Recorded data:
********************
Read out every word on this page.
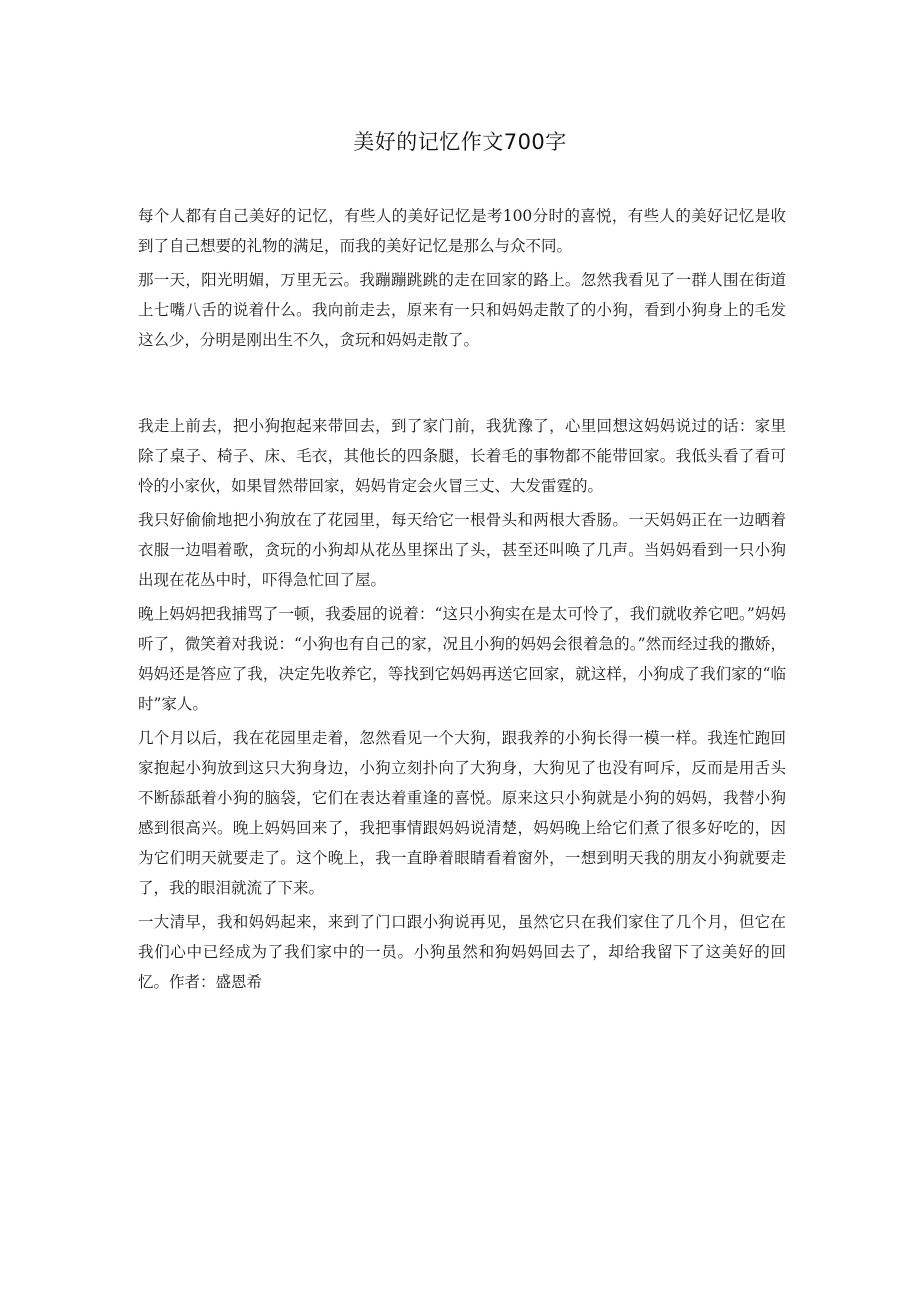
美好的记忆作文700字

每个人都有自己美好的记忆，有些人的美好记忆是考100分时的喜悦，有些人的美好记忆是收到了自己想要的礼物的满足，而我的美好记忆是那么与众不同。

那一天，阳光明媚，万里无云。我蹦蹦跳跳的走在回家的路上。忽然我看见了一群人围在街道上七嘴八舌的说着什么。我向前走去，原来有一只和妈妈走散了的小狗，看到小狗身上的毛发这么少，分明是刚出生不久，贪玩和妈妈走散了。

我走上前去，把小狗抱起来带回去，到了家门前，我犹豫了，心里回想这妈妈说过的话：家里除了桌子、椅子、床、毛衣，其他长的四条腿，长着毛的事物都不能带回家。我低头看了看可怜的小家伙，如果冒然带回家，妈妈肯定会火冒三丈、大发雷霆的。

我只好偷偷地把小狗放在了花园里，每天给它一根骨头和两根大香肠。一天妈妈正在一边晒着衣服一边唱着歌，贪玩的小狗却从花丛里探出了头，甚至还叫唤了几声。当妈妈看到一只小狗出现在花丛中时，吓得急忙回了屋。

晚上妈妈把我捕骂了一顿，我委屈的说着：“这只小狗实在是太可怜了，我们就收养它吧。”妈妈听了，微笑着对我说：“小狗也有自己的家，况且小狗的妈妈会很着急的。”然而经过我的撒娇，妈妈还是答应了我，决定先收养它，等找到它妈妈再送它回家，就这样，小狗成了我们家的“临时”家人。

几个月以后，我在花园里走着，忽然看见一个大狗，跟我养的小狗长得一模一样。我连忙跑回家抱起小狗放到这只大狗身边，小狗立刻扑向了大狗身，大狗见了也没有呵斥，反而是用舌头不断舔舐着小狗的脑袋，它们在表达着重逢的喜悦。原来这只小狗就是小狗的妈妈，我替小狗感到很高兴。晚上妈妈回来了，我把事情跟妈妈说清楚，妈妈晚上给它们煮了很多好吃的，因为它们明天就要走了。这个晚上，我一直睁着眼睛看着窗外，一想到明天我的朋友小狗就要走了，我的眼泪就流了下来。

一大清早，我和妈妈起来，来到了门口跟小狗说再见，虽然它只在我们家住了几个月，但它在我们心中已经成为了我们家中的一员。小狗虽然和狗妈妈回去了，却给我留下了这美好的回忆。作者：盛恩希
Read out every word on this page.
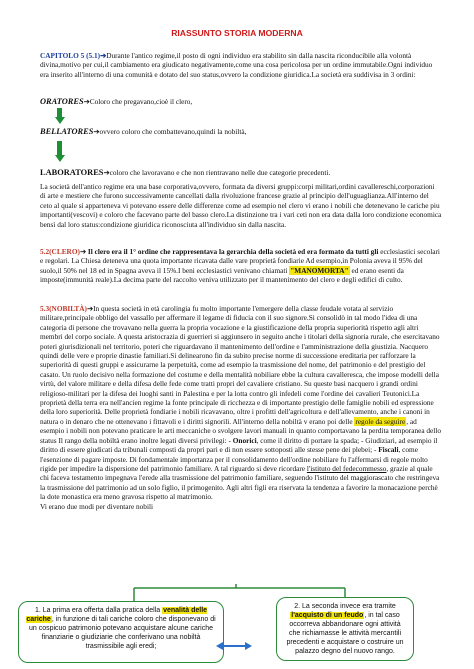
RIASSUNTO STORIA MODERNA

CAPITOLO 5 (5.1)➔Durante l'antico regime,il posto di ogni individuo era stabilito sin dalla nascita riconducibile alla volontà divina,motivo per cui,il cambiamento era giudicato negativamente,come una cosa pericolosa per un ordine immutabile.Ogni individuo era inserito all'interno di una comunità e dotato del suo status,ovvero la condizione giuridica.La società era suddivisa in 3 ordini:

ORATORES➔Coloro che pregavano,cioè il clero,

BELLATORES➔ovvero coloro che combattevano,quindi la nobiltà,

LABORATORES➔coloro che lavoravano e che non rientravano nelle due categorie precedenti.

La società dell'antico regime era una base corporativa,ovvero, formata da diversi gruppi:corpi militari,ordini cavallereschi,corporazioni di arte e mestiere che furono successivamente cancellati dalla rivoluzione francese grazie al principio dell'uguaglianza.All'interno del ceto al quale si apparteneva vi potevano essere delle differenze come ad esempio nel clero vi erano i nobili che detenevano le cariche piu importanti(vescovi) e coloro che facevano parte del basso clero.La distinzione tra i vari ceti non era data dalla loro condizione economica bensì dal loro status:condizione giuridica riconosciuta all'individuo sin dalla nascita.

5.2(CLERO)➔ Il clero era il 1° ordine che rappresentava la gerarchia della società ed era formato da tutti gli ecclesiastici secolari e regolari. La Chiesa deteneva una quota importante ricavata dalle vare proprietà fondiarie Ad esempio,in Polonia aveva il 95% del suolo,il 50% nel 18 ed in Spagna aveva il 15%.I beni ecclesiastici venivano chiamati "MANOMORTA" ed erano esenti da imposte(immunità reale).La decima parte del raccolto veniva utilizzato per il mantenimento del clero e degli edifici di culto.

5.3(NOBILTÀ)➔In questa società in età carolingia fu molto importante l'emergere della classe feudale votata al servizio militare,principale obbligo del vassallo per affermare il legame di fiducia con il suo signore.Si consolidò in tal modo l'idea di una categoria di persone che trovavano nella guerra la propria vocazione e la giustificazione della propria superiorità rispetto agli altri membri del corpo sociale. A questa aristocrazia di guerrieri si aggiunsero in seguito anche i titolari della signoria rurale, che esercitavano poteri giurisdizionali nel territorio, poteri che riguardavano il mantenimento dell'ordine e l'amministrazione della giustizia. Nacquero quindi delle vere e proprie dinastie familiari.Si delinearono fin da subito precise norme di successione ereditaria per rafforzare la superiorità di questi gruppi e assicurarne la perpetuità, come ad esempio la trasmissione del nome, del patrimonio e del prestigio del casato. Un ruolo decisivo nella formazione del costume e della mentalità nobiliare ebbe la cultura cavalleresca, che impose modelli della virtù, del valore militare e della difesa delle fede come tratti propri del cavaliere cristiano. Su queste basi nacquero i grandi ordini religioso-militari per la difesa dei luoghi santi in Palestina e per la lotta contro gli infedeli come l'ordine dei cavalieri Teutonici.La proprietà della terra era nell'ancien regime la fonte principale di ricchezza e di importante prestigio delle famiglie nobili ed espressione della loro superiorità. Delle proprietà fondiarie i nobili ricavavano, oltre i profitti dell'agricoltura e dell'allevamento, anche i canoni in natura o in denaro che ne ottenevano i fittavoli e i diritti signorili. All'interno della nobiltà v erano poi delle regole da seguire, ad esempio i nobili non potevano praticare le arti meccaniche o svolgere lavori manuali in quanto comportavano la perdita temporanea dello status Il rango della nobiltà erano inoltre legati diversi privilegi: - Onorici, come il diritto di portare la spada; - Giudiziari, ad esempio il diritto di essere giudicati da tribunali composti da propri pari e di non essere sottoposti alle stesse pene dei plebei; - Fiscali, come l'esenzione di pagare imposte. Di fondamentale importanza per il consolidamento dell'ordine nobiliare fu l'affermarsi di regole molto rigide per impedire la dispersione del patrimonio familiare. A tal riguardo si deve ricordare l'istituto del fedecommesso, grazie al quale chi faceva testamento impegnava l'erede alla trasmissione del patrimonio familiare, seguendo l'istituto del maggiorascato che restringeva la trasmissione del patrimonio ad un solo figlio, il primogenito. Agli altri figli era riservata la tendenza a favorire la monacazione perchè la dote monastica era meno gravosa rispetto al matrimonio.

Vi erano due modi per diventare nobili

1. La prima era offerta dalla pratica della venalità delle cariche, in funzione di tali cariche coloro che disponevano di un cospicuo patrimonio potevano acquistare alcune cariche finanziarie o giudiziarie che conferivano una nobiltà trasmissibile agli eredi;
2. La seconda invece era tramite l'acquisto di un feudo, in tal caso occorreva abbandonare ogni attività che richiamasse le attività mercantili precedenti e acquistare o costruire un palazzo degno del nuovo rango.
********************
■ Exercise description ■
Output all the records, word for word, with no pictures in the copy.

■ Answer below ■
Read out every word on this page.
美好的记忆作文700字

每个人都有自己美好的记忆，有些人的美好记忆是考100分时的喜悦，有些人的美好记忆是收到了自己想要的礼物的满足，而我的美好记忆是那么与众不同。

那一天，阳光明媚，万里无云。我蹦蹦跳跳的走在回家的路上。忽然我看见了一群人围在街道上七嘴八舌的说着什么。我向前走去，原来有一只和妈妈走散了的小狗，看到小狗身上的毛发这么少，分明是刚出生不久，贪玩和妈妈走散了。

我走上前去，把小狗抱起来带回去，到了家门前，我犹豫了，心里回想这妈妈说过的话：家里除了桌子、椅子、床、毛衣，其他长的四条腿，长着毛的事物都不能带回家。我低头看了看可怜的小家伙，如果冒然带回家，妈妈肯定会火冒三丈、大发雷霆的。

我只好偷偷地把小狗放在了花园里，每天给它一根骨头和两根大香肠。一天妈妈正在一边晒着衣服一边唱着歌，贪玩的小狗却从花丛里探出了头，甚至还叫唤了几声。当妈妈看到一只小狗出现在花丛中时，吓得急忙回了屋。

晚上妈妈把我捕骂了一顿，我委屈的说着：“这只小狗实在是太可怜了，我们就收养它吧。”妈妈听了，微笑着对我说：“小狗也有自己的家，况且小狗的妈妈会很着急的。”然而经过我的撒娇，妈妈还是答应了我，决定先收养它，等找到它妈妈再送它回家，就这样，小狗成了我们家的“临时”家人。

几个月以后，我在花园里走着，忽然看见一个大狗，跟我养的小狗长得一模一样。我连忙跑回家抱起小狗放到这只大狗身边，小狗立刻扑向了大狗身，大狗见了也没有呵斥，反而是用舌头不断舔舐着小狗的脑袋，它们在表达着重逢的喜悦。原来这只小狗就是小狗的妈妈，我替小狗感到很高兴。晚上妈妈回来了，我把事情跟妈妈说清楚，妈妈晚上给它们煮了很多好吃的，因为它们明天就要走了。这个晚上，我一直睁着眼睛看着窗外，一想到明天我的朋友小狗就要走了，我的眼泪就流了下来。

一大清早，我和妈妈起来，来到了门口跟小狗说再见，虽然它只在我们家住了几个月，但它在我们心中已经成为了我们家中的一员。小狗虽然和狗妈妈回去了，却给我留下了这美好的回忆。作者：盛恩希
Read out every word on this page.
RIASSUNTO STORIA MODERNA

CAPITOLO 5 (5.1)➔Durante l'antico regime,il posto di ogni individuo era stabilito sin dalla nascita riconducibile alla volontà divina,motivo per cui,il cambiamento era giudicato negativamente,come una cosa pericolosa per un ordine immutabile.Ogni individuo era inserito all'interno di una comunità e dotato del suo status,ovvero la condizione giuridica.La società era suddivisa in 3 ordini:

ORATORES➔Coloro che pregavano,cioè il clero,

BELLATORES➔ovvero coloro che combattevano,quindi la nobiltà,

LABORATORES➔coloro che lavoravano e che non rientravano nelle due categorie precedenti.

La società dell'antico regime era una base corporativa,ovvero, formata da diversi gruppi:corpi militari,ordini cavallereschi,corporazioni di arte e mestiere che furono successivamente cancellati dalla rivoluzione francese grazie al principio dell'uguaglianza.All'interno del ceto al quale si apparteneva vi potevano essere delle differenze come ad esempio nel clero vi erano i nobili che detenevano le cariche piu importanti(vescovi) e coloro che facevano parte del basso clero.La distinzione tra i vari ceti non era data dalla loro condizione economica bensì dal loro status:condizione giuridica riconosciuta all'individuo sin dalla nascita.

5.2(CLERO)➔ Il clero era il 1° ordine che rappresentava la gerarchia della società ed era formato da tutti gli ecclesiastici secolari e regolari. La Chiesa deteneva una quota importante ricavata dalle vare proprietà fondiarie Ad esempio,in Polonia aveva il 95% del suolo,il 50% nel 18 ed in Spagna aveva il 15%.I beni ecclesiastici venivano chiamati "MANOMORTA" ed erano esenti da imposte(immunità reale).La decima parte del raccolto veniva utilizzato per il mantenimento del clero e degli edifici di culto.

5.3(NOBILTÀ)➔In questa società in età carolingia fu molto importante l'emergere della classe feudale votata al servizio militare,principale obbligo del vassallo per affermare il legame di fiducia con il suo signore.Si consolidò in tal modo l'idea di una categoria di persone che trovavano nella guerra la propria vocazione e la giustificazione della propria superiorità rispetto agli altri membri del corpo sociale. A questa aristocrazia di guerrieri si aggiunsero in seguito anche i titolari della signoria rurale, che esercitavano poteri giurisdizionali nel territorio, poteri che riguardavano il mantenimento dell'ordine e l'amministrazione della giustizia. Nacquero quindi delle vere e proprie dinastie familiari.Si delinearono fin da subito precise norme di successione ereditaria per rafforzare la superiorità di questi gruppi e assicurarne la perpetuità, come ad esempio la trasmissione del nome, del patrimonio e del prestigio del casato. Un ruolo decisivo nella formazione del costume e della mentalità nobiliare ebbe la cultura cavalleresca, che impose modelli della virtù, del valore militare e della difesa delle fede come tratti propri del cavaliere cristiano. Su queste basi nacquero i grandi ordini religioso-militari per la difesa dei luoghi santi in Palestina e per la lotta contro gli infedeli come l'ordine dei cavalieri Teutonici.La proprietà della terra era nell'ancien regime la fonte principale di ricchezza e di importante prestigio delle famiglie nobili ed espressione della loro superiorità. Delle proprietà fondiarie i nobili ricavavano, oltre i profitti dell'agricoltura e dell'allevamento, anche i canoni in natura o in denaro che ne ottenevano i fittavoli e i diritti signorili. All'interno della nobiltà v erano poi delle regole da seguire, ad esempio i nobili non potevano praticare le arti meccaniche o svolgere lavori manuali in quanto comportavano la perdita temporanea dello status Il rango della nobiltà erano inoltre legati diversi privilegi: - Onorici, come il diritto di portare la spada; - Giudiziari, ad esempio il diritto di essere giudicati da tribunali composti da propri pari e di non essere sottoposti alle stesse pene dei plebei; - Fiscali, come l'esenzione di pagare imposte. Di fondamentale importanza per il consolidamento dell'ordine nobiliare fu l'affermarsi di regole molto rigide per impedire la dispersione del patrimonio familiare. A tal riguardo si deve ricordare l'istituto del fedecommesso, grazie al quale chi faceva testamento impegnava l'erede alla trasmissione del patrimonio familiare, seguendo l'istituto del maggiorascato che restringeva la trasmissione del patrimonio ad un solo figlio, il primogenito. Agli altri figli era riservata la tendenza a favorire la monacazione perchè la dote monastica era meno gravosa rispetto al matrimonio.

Vi erano due modi per diventare nobili

1. La prima era offerta dalla pratica della venalità delle cariche, in funzione di tali cariche coloro che disponevano di un cospicuo patrimonio potevano acquistare alcune cariche finanziarie o giudiziarie che conferivano una nobiltà trasmissibile agli eredi;
2. La seconda invece era tramite l'acquisto di un feudo, in tal caso occorreva abbandonare ogni attività che richiamasse le attività mercantili precedenti e acquistare o costruire un palazzo degno del nuovo rango.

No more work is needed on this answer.